(Stored dataset items)
● ● ●

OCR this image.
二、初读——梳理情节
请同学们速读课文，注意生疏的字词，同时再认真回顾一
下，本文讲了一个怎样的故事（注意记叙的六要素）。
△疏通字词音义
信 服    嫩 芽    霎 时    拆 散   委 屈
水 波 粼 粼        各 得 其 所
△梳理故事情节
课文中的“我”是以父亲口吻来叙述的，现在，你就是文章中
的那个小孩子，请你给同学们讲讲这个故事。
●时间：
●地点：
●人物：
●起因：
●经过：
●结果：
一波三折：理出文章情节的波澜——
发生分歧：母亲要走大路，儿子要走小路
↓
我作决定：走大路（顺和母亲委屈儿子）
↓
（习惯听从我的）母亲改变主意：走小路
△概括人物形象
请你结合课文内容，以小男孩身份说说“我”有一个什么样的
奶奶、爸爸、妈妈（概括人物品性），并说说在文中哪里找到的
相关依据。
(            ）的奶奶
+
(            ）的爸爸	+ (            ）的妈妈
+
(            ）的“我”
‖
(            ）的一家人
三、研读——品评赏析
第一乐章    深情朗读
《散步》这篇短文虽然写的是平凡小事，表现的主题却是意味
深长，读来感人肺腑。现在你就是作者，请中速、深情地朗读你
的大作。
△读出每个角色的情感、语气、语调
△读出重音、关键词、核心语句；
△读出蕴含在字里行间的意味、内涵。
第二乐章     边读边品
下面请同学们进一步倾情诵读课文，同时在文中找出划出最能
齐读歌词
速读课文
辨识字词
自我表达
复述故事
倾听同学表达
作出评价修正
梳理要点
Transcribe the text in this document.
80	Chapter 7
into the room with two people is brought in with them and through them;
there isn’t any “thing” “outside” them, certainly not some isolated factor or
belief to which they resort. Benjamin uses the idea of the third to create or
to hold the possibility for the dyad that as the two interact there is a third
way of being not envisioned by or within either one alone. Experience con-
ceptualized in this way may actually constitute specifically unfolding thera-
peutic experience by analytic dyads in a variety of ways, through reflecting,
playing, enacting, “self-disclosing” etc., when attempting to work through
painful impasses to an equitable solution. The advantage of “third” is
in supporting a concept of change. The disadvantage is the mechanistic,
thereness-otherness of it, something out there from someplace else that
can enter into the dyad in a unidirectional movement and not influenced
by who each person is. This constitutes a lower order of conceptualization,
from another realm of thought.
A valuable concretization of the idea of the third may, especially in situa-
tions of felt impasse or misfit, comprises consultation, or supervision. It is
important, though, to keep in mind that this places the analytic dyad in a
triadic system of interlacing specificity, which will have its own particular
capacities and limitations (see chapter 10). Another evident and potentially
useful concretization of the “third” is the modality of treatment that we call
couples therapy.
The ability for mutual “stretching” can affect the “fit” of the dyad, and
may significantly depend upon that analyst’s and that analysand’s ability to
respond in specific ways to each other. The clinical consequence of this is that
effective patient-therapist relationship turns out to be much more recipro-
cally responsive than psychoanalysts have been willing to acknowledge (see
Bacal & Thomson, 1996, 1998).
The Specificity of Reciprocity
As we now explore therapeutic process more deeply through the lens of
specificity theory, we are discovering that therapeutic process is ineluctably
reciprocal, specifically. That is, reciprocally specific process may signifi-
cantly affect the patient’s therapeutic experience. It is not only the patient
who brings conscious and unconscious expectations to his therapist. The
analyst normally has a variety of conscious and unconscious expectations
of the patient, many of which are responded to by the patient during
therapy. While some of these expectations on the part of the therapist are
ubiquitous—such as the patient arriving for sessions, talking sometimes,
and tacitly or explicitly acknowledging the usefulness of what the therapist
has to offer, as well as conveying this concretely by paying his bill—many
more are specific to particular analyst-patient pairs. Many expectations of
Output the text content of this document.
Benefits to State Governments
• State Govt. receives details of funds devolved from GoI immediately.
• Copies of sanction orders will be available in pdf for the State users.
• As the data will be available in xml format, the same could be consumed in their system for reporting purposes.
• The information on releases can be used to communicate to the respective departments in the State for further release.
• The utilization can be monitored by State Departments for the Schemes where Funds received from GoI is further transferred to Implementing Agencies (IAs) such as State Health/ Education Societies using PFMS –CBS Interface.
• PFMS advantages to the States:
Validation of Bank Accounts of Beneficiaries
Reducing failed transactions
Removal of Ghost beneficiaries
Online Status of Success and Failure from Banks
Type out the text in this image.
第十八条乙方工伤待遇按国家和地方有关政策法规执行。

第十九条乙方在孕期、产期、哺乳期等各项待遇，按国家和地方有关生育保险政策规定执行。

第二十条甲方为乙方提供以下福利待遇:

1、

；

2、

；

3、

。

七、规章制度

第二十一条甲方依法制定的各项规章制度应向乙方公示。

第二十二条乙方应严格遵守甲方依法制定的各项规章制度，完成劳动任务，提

● ● ●

Exercise directions
Go through the material and copy out every line with "affect" in it.

Answer in full
The ability for mutual “stretching” can affect the “fit” of the dyad, and
cantly affect the patient’s therapeutic experience. It is not only the patient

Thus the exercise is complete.